» **Entries**
-----

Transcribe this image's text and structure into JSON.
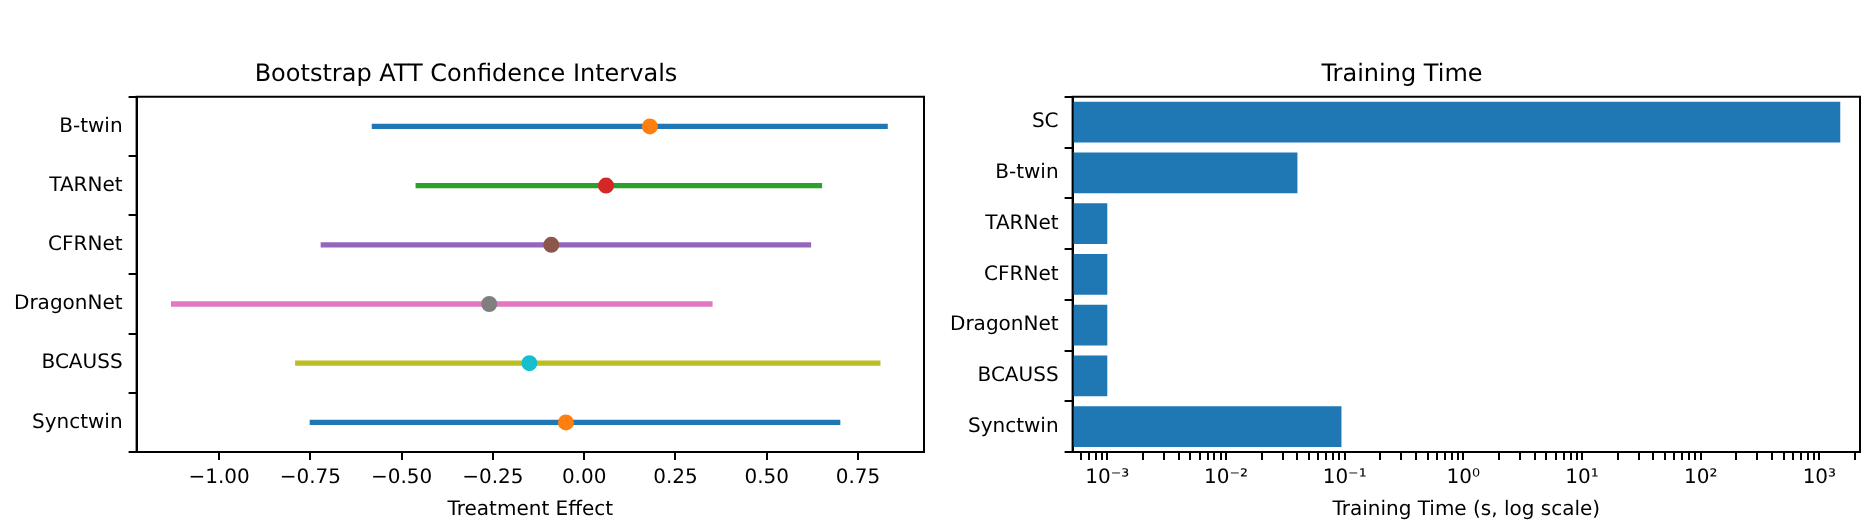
{
  "chart_data": [
    {
      "type": "bar",
      "orientation": "horizontal",
      "title": "Bootstrap ATT Confidence Intervals",
      "xlabel": "Treatment Effect",
      "categories": [
        "B-twin",
        "TARNet",
        "CFRNet",
        "DragonNet",
        "BCAUSS",
        "Synctwin"
      ],
      "series": [
        {
          "type": "bar",
          "base": [
            -0.58,
            -0.46,
            -0.72,
            -1.13,
            -0.79,
            -0.75
          ],
          "values": [
            1.41,
            1.11,
            1.34,
            1.48,
            1.6,
            1.45
          ],
          "colors": [
            "#1f77b4",
            "#2ca02c",
            "#9467bd",
            "#e377c2",
            "#bcbd22",
            "#1f77b4"
          ]
        },
        {
          "type": "scatter",
          "values": [
            0.18,
            0.06,
            -0.09,
            -0.26,
            -0.15,
            -0.05
          ],
          "colors": [
            "#ff7f0e",
            "#d62728",
            "#8c564b",
            "#7f7f7f",
            "#17becf",
            "#ff7f0e"
          ]
        }
      ],
      "marker": "circle",
      "xlim": [
        -1.226,
        0.931
      ],
      "xticks": [
        {
          "value": -1,
          "label": "−1.00"
        },
        {
          "value": -0.75,
          "label": "−0.75"
        },
        {
          "value": -0.5,
          "label": "−0.50"
        },
        {
          "value": -0.25,
          "label": "−0.25"
        },
        {
          "value": 0,
          "label": "0.00"
        },
        {
          "value": 0.25,
          "label": "0.25"
        },
        {
          "value": 0.5,
          "label": "0.50"
        },
        {
          "value": 0.75,
          "label": "0.75"
        }
      ],
      "grid": false,
      "legend": false
    },
    {
      "type": "bar",
      "orientation": "horizontal",
      "title": "Training Time",
      "xlabel": "Training Time (s, log scale)",
      "categories": [
        "SC",
        "B-twin",
        "TARNet",
        "CFRNet",
        "DragonNet",
        "BCAUSS",
        "Synctwin"
      ],
      "series": [
        {
          "values": [
            1500,
            0.04,
            0.001,
            0.001,
            0.001,
            0.001,
            0.094
          ],
          "color": "#1f77b4"
        }
      ],
      "log": "x",
      "xlim": [
        0.00051,
        2200
      ],
      "xticks": [
        {
          "value": 0.0006,
          "label": null
        },
        {
          "value": 0.0007,
          "label": null
        },
        {
          "value": 0.0008,
          "label": null
        },
        {
          "value": 0.0009,
          "label": null
        },
        {
          "value": 0.001,
          "label": "10⁻³"
        },
        {
          "value": 0.002,
          "label": null
        },
        {
          "value": 0.003,
          "label": null
        },
        {
          "value": 0.004,
          "label": null
        },
        {
          "value": 0.005,
          "label": null
        },
        {
          "value": 0.006,
          "label": null
        },
        {
          "value": 0.007,
          "label": null
        },
        {
          "value": 0.008,
          "label": null
        },
        {
          "value": 0.009,
          "label": null
        },
        {
          "value": 0.01,
          "label": "10⁻²"
        },
        {
          "value": 0.02,
          "label": null
        },
        {
          "value": 0.03,
          "label": null
        },
        {
          "value": 0.04,
          "label": null
        },
        {
          "value": 0.05,
          "label": null
        },
        {
          "value": 0.06,
          "label": null
        },
        {
          "value": 0.07,
          "label": null
        },
        {
          "value": 0.08,
          "label": null
        },
        {
          "value": 0.09,
          "label": null
        },
        {
          "value": 0.1,
          "label": "10⁻¹"
        },
        {
          "value": 0.2,
          "label": null
        },
        {
          "value": 0.3,
          "label": null
        },
        {
          "value": 0.4,
          "label": null
        },
        {
          "value": 0.5,
          "label": null
        },
        {
          "value": 0.6,
          "label": null
        },
        {
          "value": 0.7,
          "label": null
        },
        {
          "value": 0.8,
          "label": null
        },
        {
          "value": 0.9,
          "label": null
        },
        {
          "value": 1,
          "label": "10⁰"
        },
        {
          "value": 2,
          "label": null
        },
        {
          "value": 3,
          "label": null
        },
        {
          "value": 4,
          "label": null
        },
        {
          "value": 5,
          "label": null
        },
        {
          "value": 6,
          "label": null
        },
        {
          "value": 7,
          "label": null
        },
        {
          "value": 8,
          "label": null
        },
        {
          "value": 9,
          "label": null
        },
        {
          "value": 10,
          "label": "10¹"
        },
        {
          "value": 20,
          "label": null
        },
        {
          "value": 30,
          "label": null
        },
        {
          "value": 40,
          "label": null
        },
        {
          "value": 50,
          "label": null
        },
        {
          "value": 60,
          "label": null
        },
        {
          "value": 70,
          "label": null
        },
        {
          "value": 80,
          "label": null
        },
        {
          "value": 90,
          "label": null
        },
        {
          "value": 100,
          "label": "10²"
        },
        {
          "value": 200,
          "label": null
        },
        {
          "value": 300,
          "label": null
        },
        {
          "value": 400,
          "label": null
        },
        {
          "value": 500,
          "label": null
        },
        {
          "value": 600,
          "label": null
        },
        {
          "value": 700,
          "label": null
        },
        {
          "value": 800,
          "label": null
        },
        {
          "value": 900,
          "label": null
        },
        {
          "value": 1000,
          "label": "10³"
        },
        {
          "value": 2000,
          "label": null
        }
      ],
      "grid": false,
      "legend": false
    }
  ]
}
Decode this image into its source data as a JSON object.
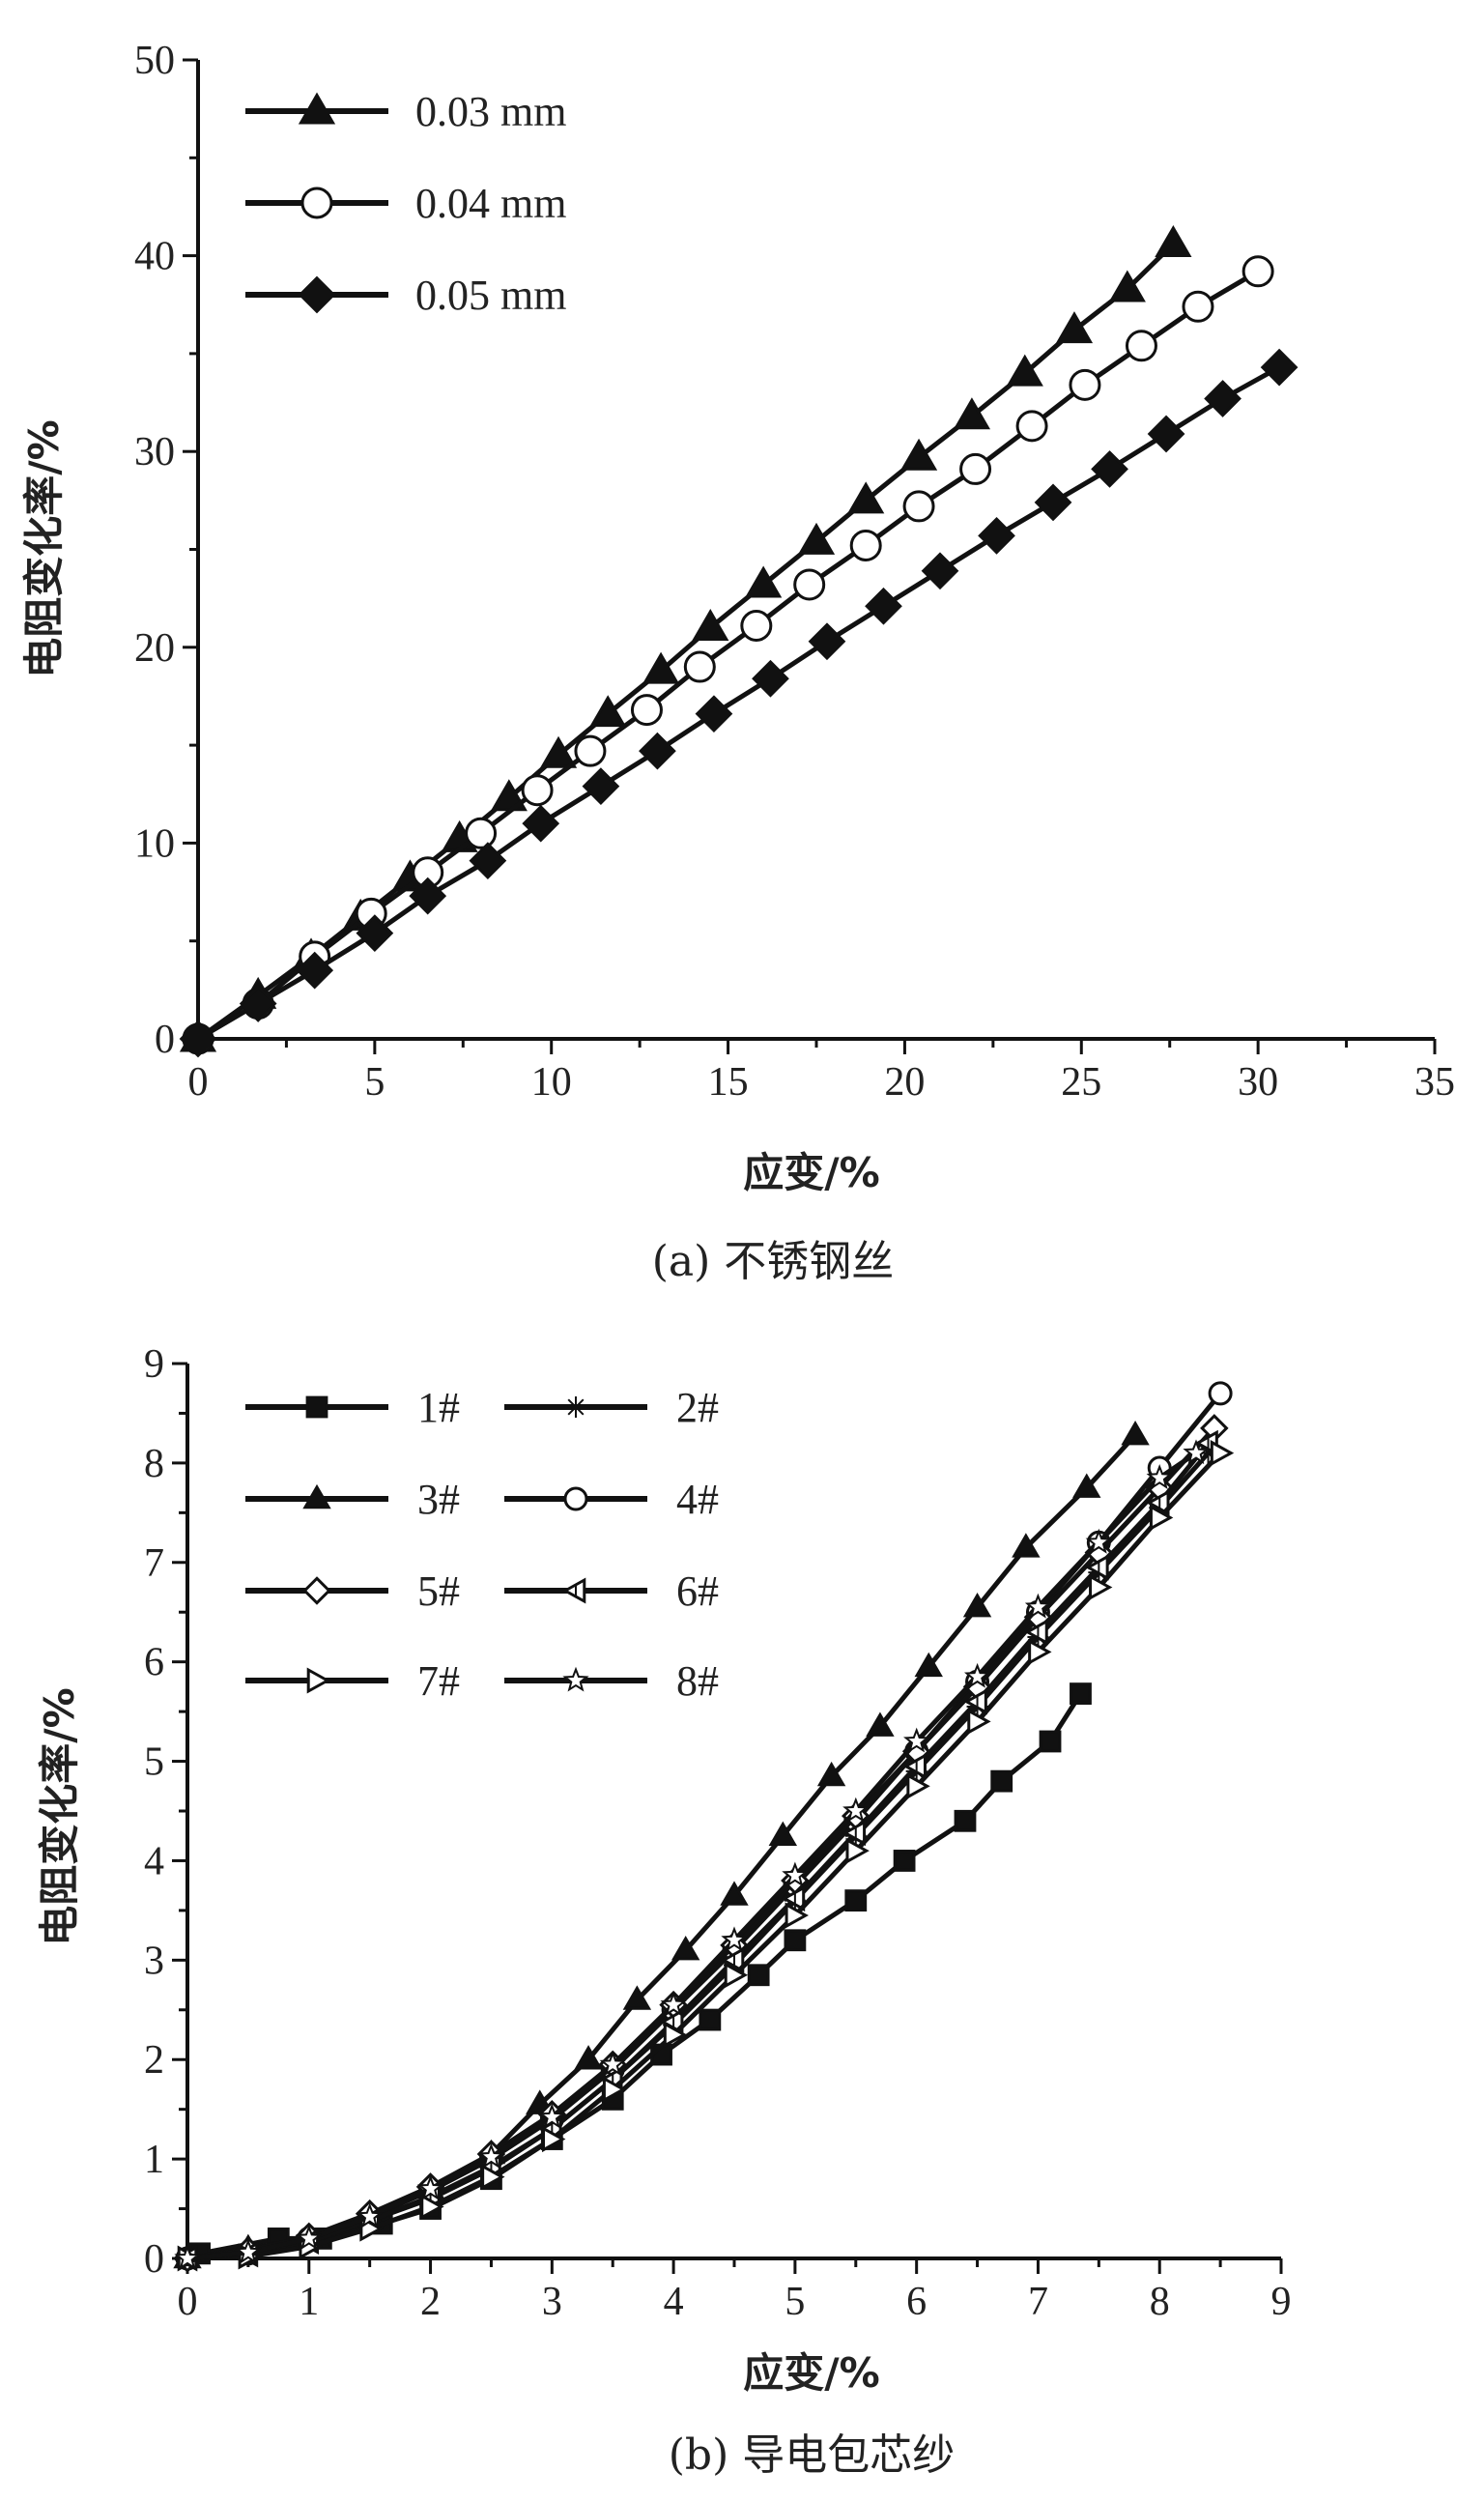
{
  "chart_data": [
    {
      "type": "line",
      "title": "(a) 不锈钢丝",
      "xlabel": "应变/%",
      "ylabel": "电阻变化率/%",
      "xlim": [
        0,
        35
      ],
      "ylim": [
        0,
        50
      ],
      "xticks": [
        "0",
        "5",
        "10",
        "15",
        "20",
        "25",
        "30",
        "35"
      ],
      "yticks": [
        "0",
        "10",
        "20",
        "30",
        "40",
        "50"
      ],
      "legend_position": "top-left",
      "series": [
        {
          "name": "0.03 mm",
          "marker": "triangle",
          "x": [
            0,
            1.7,
            3.2,
            4.6,
            6,
            7.4,
            8.8,
            10.2,
            11.6,
            13.1,
            14.5,
            16,
            17.5,
            18.9,
            20.4,
            21.9,
            23.4,
            24.8,
            26.3,
            27.6
          ],
          "y": [
            0,
            2.2,
            4.2,
            6.2,
            8.2,
            10.2,
            12.3,
            14.5,
            16.6,
            18.8,
            21,
            23.2,
            25.4,
            27.5,
            29.7,
            31.8,
            34,
            36.2,
            38.3,
            40.6
          ]
        },
        {
          "name": "0.04 mm",
          "marker": "circle-open",
          "x": [
            0,
            1.7,
            3.3,
            4.9,
            6.5,
            8,
            9.6,
            11.1,
            12.7,
            14.2,
            15.8,
            17.3,
            18.9,
            20.4,
            22,
            23.6,
            25.1,
            26.7,
            28.3,
            30
          ],
          "y": [
            0,
            1.8,
            4.2,
            6.4,
            8.5,
            10.5,
            12.7,
            14.7,
            16.8,
            19,
            21.1,
            23.2,
            25.2,
            27.2,
            29.1,
            31.3,
            33.4,
            35.4,
            37.4,
            39.2
          ]
        },
        {
          "name": "0.05 mm",
          "marker": "diamond",
          "x": [
            0,
            1.7,
            3.3,
            5,
            6.5,
            8.2,
            9.7,
            11.4,
            13,
            14.6,
            16.2,
            17.8,
            19.4,
            21,
            22.6,
            24.2,
            25.8,
            27.4,
            29,
            30.6
          ],
          "y": [
            0,
            1.8,
            3.5,
            5.4,
            7.3,
            9.1,
            11,
            12.9,
            14.7,
            16.6,
            18.4,
            20.3,
            22.1,
            23.9,
            25.7,
            27.4,
            29.1,
            30.9,
            32.7,
            34.3
          ]
        }
      ]
    },
    {
      "type": "line",
      "title": "(b) 导电包芯纱",
      "xlabel": "应变/%",
      "ylabel": "电阻变化率/%",
      "xlim": [
        0,
        9
      ],
      "ylim": [
        0,
        9
      ],
      "xticks": [
        "0",
        "1",
        "2",
        "3",
        "4",
        "5",
        "6",
        "7",
        "8",
        "9"
      ],
      "yticks": [
        "0",
        "1",
        "2",
        "3",
        "4",
        "5",
        "6",
        "7",
        "8",
        "9"
      ],
      "legend_position": "top-left",
      "series": [
        {
          "name": "1#",
          "marker": "square",
          "x": [
            0.1,
            0.75,
            1.1,
            1.6,
            2,
            2.5,
            3,
            3.5,
            3.9,
            4.3,
            4.7,
            5,
            5.5,
            5.9,
            6.4,
            6.7,
            7.1,
            7.35
          ],
          "y": [
            0.05,
            0.2,
            0.2,
            0.35,
            0.5,
            0.8,
            1.2,
            1.6,
            2.05,
            2.4,
            2.85,
            3.2,
            3.6,
            4,
            4.4,
            4.8,
            5.2,
            5.68
          ]
        },
        {
          "name": "2#",
          "marker": "asterisk",
          "x": [
            0,
            0.5,
            1,
            1.5,
            2,
            2.5,
            3,
            3.5,
            4,
            4.5,
            5,
            5.5,
            6,
            6.5,
            7,
            7.5,
            8,
            8.4
          ],
          "y": [
            0,
            0.05,
            0.18,
            0.38,
            0.6,
            0.9,
            1.3,
            1.8,
            2.35,
            2.95,
            3.6,
            4.25,
            4.9,
            5.55,
            6.25,
            6.9,
            7.55,
            8.1
          ]
        },
        {
          "name": "3#",
          "marker": "triangle",
          "x": [
            0,
            0.5,
            1,
            1.5,
            2,
            2.5,
            2.9,
            3.3,
            3.7,
            4.1,
            4.5,
            4.9,
            5.3,
            5.7,
            6.1,
            6.5,
            6.9,
            7.4,
            7.8
          ],
          "y": [
            0,
            0.1,
            0.2,
            0.4,
            0.7,
            1.05,
            1.55,
            2,
            2.6,
            3.1,
            3.65,
            4.25,
            4.85,
            5.35,
            5.95,
            6.55,
            7.15,
            7.75,
            8.28
          ]
        },
        {
          "name": "4#",
          "marker": "circle-open",
          "x": [
            0,
            0.5,
            1,
            1.5,
            2,
            2.5,
            3,
            3.5,
            4,
            4.5,
            5,
            5.5,
            6,
            6.5,
            7,
            7.5,
            8,
            8.5
          ],
          "y": [
            0,
            0.05,
            0.2,
            0.42,
            0.68,
            1,
            1.4,
            1.9,
            2.5,
            3.1,
            3.75,
            4.4,
            5.1,
            5.8,
            6.5,
            7.2,
            7.95,
            8.7
          ]
        },
        {
          "name": "5#",
          "marker": "diamond-open",
          "x": [
            0,
            0.5,
            1,
            1.5,
            2,
            2.5,
            3,
            3.5,
            4,
            4.5,
            5,
            5.5,
            6,
            6.5,
            7,
            7.5,
            8,
            8.45
          ],
          "y": [
            0,
            0.08,
            0.22,
            0.45,
            0.72,
            1.05,
            1.45,
            1.95,
            2.55,
            3.15,
            3.8,
            4.45,
            5.1,
            5.75,
            6.45,
            7.1,
            7.75,
            8.35
          ]
        },
        {
          "name": "6#",
          "marker": "left-triangle-open",
          "x": [
            0,
            0.5,
            1,
            1.5,
            2,
            2.5,
            3,
            3.5,
            4,
            4.5,
            5,
            5.5,
            6,
            6.5,
            7,
            7.5,
            8,
            8.4
          ],
          "y": [
            0,
            0.04,
            0.17,
            0.38,
            0.62,
            0.92,
            1.3,
            1.8,
            2.38,
            3,
            3.62,
            4.28,
            4.95,
            5.6,
            6.3,
            6.95,
            7.6,
            8.2
          ]
        },
        {
          "name": "7#",
          "marker": "right-triangle-open",
          "x": [
            0,
            0.5,
            1,
            1.5,
            2,
            2.5,
            3,
            3.5,
            4,
            4.5,
            5,
            5.5,
            6,
            6.5,
            7,
            7.5,
            8,
            8.5
          ],
          "y": [
            0,
            0.02,
            0.12,
            0.3,
            0.52,
            0.82,
            1.2,
            1.7,
            2.25,
            2.85,
            3.45,
            4.1,
            4.75,
            5.4,
            6.1,
            6.75,
            7.45,
            8.1
          ]
        },
        {
          "name": "8#",
          "marker": "star-open",
          "x": [
            0,
            0.5,
            1,
            1.5,
            2,
            2.5,
            3,
            3.5,
            4,
            4.5,
            5,
            5.5,
            6,
            6.5,
            7,
            7.5,
            8,
            8.3
          ],
          "y": [
            0,
            0.06,
            0.2,
            0.42,
            0.7,
            1.02,
            1.42,
            1.95,
            2.55,
            3.2,
            3.85,
            4.5,
            5.2,
            5.85,
            6.55,
            7.2,
            7.85,
            8.1
          ]
        }
      ]
    }
  ]
}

-----

» **Task goal**
Count every line in the preceding entries where the string "diamond" appears, then state only the total.

» **Solution to the problem**
2